*Given data*
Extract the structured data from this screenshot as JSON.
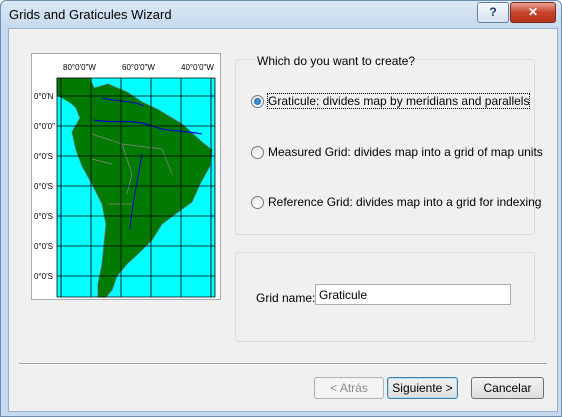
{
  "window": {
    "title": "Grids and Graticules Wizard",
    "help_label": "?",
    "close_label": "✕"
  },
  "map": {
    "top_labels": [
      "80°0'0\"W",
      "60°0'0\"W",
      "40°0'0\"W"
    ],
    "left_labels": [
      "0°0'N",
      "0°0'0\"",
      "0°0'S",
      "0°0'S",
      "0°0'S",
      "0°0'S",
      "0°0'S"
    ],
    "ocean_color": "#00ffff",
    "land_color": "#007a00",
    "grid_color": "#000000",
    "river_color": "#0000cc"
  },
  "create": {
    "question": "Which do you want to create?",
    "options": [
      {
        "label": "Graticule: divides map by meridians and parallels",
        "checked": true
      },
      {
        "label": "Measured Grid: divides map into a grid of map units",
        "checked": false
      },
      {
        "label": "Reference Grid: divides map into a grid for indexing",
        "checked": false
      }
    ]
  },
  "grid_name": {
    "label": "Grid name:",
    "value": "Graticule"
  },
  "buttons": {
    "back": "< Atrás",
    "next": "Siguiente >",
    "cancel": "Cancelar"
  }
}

*Exercise instructions*
Transcribe the records above exactly as they appear, leaving out any pictures.

*Correct response*
Extract the structured data from this screenshot as JSON.
{
  "window": {
    "title": "Grids and Graticules Wizard",
    "help_label": "?",
    "close_label": "✕"
  },
  "map": {
    "top_labels": [
      "80°0'0\"W",
      "60°0'0\"W",
      "40°0'0\"W"
    ],
    "left_labels": [
      "0°0'N",
      "0°0'0\"",
      "0°0'S",
      "0°0'S",
      "0°0'S",
      "0°0'S",
      "0°0'S"
    ],
    "ocean_color": "#00ffff",
    "land_color": "#007a00",
    "grid_color": "#000000",
    "river_color": "#0000cc"
  },
  "create": {
    "question": "Which do you want to create?",
    "options": [
      {
        "label": "Graticule: divides map by meridians and parallels",
        "checked": true
      },
      {
        "label": "Measured Grid: divides map into a grid of map units",
        "checked": false
      },
      {
        "label": "Reference Grid: divides map into a grid for indexing",
        "checked": false
      }
    ]
  },
  "grid_name": {
    "label": "Grid name:",
    "value": "Graticule"
  },
  "buttons": {
    "back": "< Atrás",
    "next": "Siguiente >",
    "cancel": "Cancelar"
  }
}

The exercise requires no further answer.